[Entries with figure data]
—————

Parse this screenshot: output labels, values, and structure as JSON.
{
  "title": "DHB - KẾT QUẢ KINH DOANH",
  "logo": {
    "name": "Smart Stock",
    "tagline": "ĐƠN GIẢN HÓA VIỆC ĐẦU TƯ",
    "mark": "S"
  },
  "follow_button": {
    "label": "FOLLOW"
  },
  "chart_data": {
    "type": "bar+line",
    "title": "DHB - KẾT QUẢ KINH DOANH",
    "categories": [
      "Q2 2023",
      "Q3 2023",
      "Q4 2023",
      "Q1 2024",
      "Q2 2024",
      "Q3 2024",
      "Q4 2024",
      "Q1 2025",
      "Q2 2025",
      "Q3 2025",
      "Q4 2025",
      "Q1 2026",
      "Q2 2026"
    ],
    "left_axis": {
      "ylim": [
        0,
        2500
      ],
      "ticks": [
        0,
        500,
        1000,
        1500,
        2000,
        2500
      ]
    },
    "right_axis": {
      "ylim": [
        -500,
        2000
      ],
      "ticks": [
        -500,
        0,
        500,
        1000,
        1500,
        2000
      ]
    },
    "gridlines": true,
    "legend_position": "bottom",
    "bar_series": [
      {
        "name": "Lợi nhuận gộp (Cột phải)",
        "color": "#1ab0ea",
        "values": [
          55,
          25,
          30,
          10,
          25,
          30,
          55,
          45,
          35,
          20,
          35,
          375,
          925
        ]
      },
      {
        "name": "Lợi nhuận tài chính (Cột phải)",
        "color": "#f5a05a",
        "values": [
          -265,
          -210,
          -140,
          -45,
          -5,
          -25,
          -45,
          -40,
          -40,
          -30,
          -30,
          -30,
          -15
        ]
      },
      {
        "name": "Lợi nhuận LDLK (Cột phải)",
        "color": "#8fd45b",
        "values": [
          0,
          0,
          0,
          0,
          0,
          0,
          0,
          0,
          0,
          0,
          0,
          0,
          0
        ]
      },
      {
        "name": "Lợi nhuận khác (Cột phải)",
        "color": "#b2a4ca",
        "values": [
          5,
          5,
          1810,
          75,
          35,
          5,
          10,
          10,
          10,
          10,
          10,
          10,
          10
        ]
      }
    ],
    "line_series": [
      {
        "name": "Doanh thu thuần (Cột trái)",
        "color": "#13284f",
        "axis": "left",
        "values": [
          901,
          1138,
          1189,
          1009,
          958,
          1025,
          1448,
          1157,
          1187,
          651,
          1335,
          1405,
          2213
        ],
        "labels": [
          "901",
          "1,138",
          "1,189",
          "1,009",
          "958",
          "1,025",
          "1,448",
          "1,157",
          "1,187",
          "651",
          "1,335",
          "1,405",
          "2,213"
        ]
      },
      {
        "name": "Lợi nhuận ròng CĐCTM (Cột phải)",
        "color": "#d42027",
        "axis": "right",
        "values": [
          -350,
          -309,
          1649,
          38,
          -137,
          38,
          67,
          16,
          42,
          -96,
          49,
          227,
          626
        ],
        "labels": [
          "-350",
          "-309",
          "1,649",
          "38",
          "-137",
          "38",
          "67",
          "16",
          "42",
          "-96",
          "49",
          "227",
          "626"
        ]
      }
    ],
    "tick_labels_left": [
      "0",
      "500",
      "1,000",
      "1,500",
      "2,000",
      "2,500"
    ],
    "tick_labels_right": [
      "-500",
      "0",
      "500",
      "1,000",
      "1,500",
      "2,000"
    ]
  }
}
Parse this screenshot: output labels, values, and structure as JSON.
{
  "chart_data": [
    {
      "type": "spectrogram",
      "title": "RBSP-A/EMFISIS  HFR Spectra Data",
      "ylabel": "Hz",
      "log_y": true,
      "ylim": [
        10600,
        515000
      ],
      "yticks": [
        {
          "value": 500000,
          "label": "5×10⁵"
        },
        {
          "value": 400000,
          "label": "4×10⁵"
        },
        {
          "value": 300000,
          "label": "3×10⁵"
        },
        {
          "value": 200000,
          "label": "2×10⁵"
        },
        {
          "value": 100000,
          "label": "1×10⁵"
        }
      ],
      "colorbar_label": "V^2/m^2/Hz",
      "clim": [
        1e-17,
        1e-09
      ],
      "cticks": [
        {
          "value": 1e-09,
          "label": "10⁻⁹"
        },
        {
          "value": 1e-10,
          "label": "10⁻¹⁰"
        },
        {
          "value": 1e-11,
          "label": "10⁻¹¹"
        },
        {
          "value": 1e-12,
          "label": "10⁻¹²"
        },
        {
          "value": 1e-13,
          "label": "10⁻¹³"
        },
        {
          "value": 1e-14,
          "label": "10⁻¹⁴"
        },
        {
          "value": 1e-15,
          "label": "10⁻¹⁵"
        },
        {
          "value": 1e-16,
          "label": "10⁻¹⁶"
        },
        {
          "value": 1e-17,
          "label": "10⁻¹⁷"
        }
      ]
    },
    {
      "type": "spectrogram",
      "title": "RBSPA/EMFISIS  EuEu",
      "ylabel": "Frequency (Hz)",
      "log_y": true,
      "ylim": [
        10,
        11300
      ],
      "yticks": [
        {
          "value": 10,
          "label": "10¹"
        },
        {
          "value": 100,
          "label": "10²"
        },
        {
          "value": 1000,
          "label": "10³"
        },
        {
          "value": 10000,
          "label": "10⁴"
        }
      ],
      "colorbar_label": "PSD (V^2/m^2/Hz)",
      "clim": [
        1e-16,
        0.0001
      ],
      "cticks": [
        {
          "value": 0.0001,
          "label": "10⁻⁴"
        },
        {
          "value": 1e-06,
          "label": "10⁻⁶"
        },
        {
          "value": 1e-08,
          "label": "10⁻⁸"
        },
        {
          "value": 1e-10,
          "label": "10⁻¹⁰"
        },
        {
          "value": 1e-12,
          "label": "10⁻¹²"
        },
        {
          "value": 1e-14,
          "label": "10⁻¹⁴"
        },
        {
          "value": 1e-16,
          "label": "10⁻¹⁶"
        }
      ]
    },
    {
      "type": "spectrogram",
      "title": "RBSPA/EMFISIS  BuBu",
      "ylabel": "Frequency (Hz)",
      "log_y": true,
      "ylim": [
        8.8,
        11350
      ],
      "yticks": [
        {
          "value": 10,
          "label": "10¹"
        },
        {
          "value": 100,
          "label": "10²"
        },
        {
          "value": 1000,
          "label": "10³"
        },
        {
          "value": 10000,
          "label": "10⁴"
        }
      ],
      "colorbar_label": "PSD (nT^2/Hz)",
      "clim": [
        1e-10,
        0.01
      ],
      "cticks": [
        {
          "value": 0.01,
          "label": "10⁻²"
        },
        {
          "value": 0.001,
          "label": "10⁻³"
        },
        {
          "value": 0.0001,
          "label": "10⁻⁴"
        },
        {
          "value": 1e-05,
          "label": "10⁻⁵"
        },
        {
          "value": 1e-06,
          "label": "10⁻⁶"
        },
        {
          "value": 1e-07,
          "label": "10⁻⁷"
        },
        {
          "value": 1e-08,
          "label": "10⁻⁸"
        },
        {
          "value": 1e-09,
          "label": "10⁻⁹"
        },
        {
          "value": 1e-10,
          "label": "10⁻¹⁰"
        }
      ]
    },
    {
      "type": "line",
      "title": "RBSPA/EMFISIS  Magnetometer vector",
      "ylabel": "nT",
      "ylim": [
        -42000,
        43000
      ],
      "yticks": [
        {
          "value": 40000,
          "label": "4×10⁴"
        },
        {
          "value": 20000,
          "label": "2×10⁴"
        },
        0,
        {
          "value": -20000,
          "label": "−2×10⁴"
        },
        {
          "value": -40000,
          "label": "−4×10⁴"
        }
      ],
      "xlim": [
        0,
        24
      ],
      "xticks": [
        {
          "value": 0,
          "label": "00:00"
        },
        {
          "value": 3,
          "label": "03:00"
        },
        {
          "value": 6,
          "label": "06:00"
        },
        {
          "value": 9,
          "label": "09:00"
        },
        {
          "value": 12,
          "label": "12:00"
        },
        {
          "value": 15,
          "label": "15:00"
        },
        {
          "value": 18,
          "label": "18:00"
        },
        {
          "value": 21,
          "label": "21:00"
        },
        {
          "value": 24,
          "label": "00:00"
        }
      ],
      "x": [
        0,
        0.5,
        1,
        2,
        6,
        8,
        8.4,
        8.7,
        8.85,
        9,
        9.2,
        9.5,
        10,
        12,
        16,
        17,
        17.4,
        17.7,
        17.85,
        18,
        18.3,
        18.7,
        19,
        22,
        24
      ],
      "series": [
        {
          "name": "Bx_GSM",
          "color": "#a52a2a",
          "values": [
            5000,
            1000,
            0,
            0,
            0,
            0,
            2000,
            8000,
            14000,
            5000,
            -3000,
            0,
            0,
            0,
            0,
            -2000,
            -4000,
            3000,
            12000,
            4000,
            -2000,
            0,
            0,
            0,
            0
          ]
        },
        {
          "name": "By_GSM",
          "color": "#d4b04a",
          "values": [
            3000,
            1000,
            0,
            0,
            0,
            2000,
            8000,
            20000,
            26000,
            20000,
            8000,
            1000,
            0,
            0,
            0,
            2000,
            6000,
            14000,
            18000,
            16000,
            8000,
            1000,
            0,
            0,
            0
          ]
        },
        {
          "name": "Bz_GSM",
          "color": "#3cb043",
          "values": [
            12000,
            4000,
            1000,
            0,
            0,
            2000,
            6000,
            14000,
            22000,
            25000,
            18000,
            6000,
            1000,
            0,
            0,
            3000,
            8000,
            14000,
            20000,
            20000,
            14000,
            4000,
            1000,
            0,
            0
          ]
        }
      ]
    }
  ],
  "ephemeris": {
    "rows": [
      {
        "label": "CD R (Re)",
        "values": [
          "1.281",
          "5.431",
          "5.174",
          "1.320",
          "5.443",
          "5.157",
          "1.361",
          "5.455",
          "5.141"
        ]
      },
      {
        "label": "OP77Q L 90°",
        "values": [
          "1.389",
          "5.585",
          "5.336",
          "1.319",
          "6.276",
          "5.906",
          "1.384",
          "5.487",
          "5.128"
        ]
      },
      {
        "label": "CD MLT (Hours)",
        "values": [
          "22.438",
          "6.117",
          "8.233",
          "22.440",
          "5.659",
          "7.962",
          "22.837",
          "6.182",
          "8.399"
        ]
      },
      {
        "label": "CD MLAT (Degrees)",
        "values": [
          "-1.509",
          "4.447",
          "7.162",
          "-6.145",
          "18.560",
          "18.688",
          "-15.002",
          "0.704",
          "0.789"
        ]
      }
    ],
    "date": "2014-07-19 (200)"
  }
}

—————

The problem: Show each line in the entries that holds the string "RBSPA".

Task output:
      "title": "RBSPA/EMFISIS  EuEu",
      "title": "RBSPA/EMFISIS  BuBu",
      "title": "RBSPA/EMFISIS  Magnetometer vector",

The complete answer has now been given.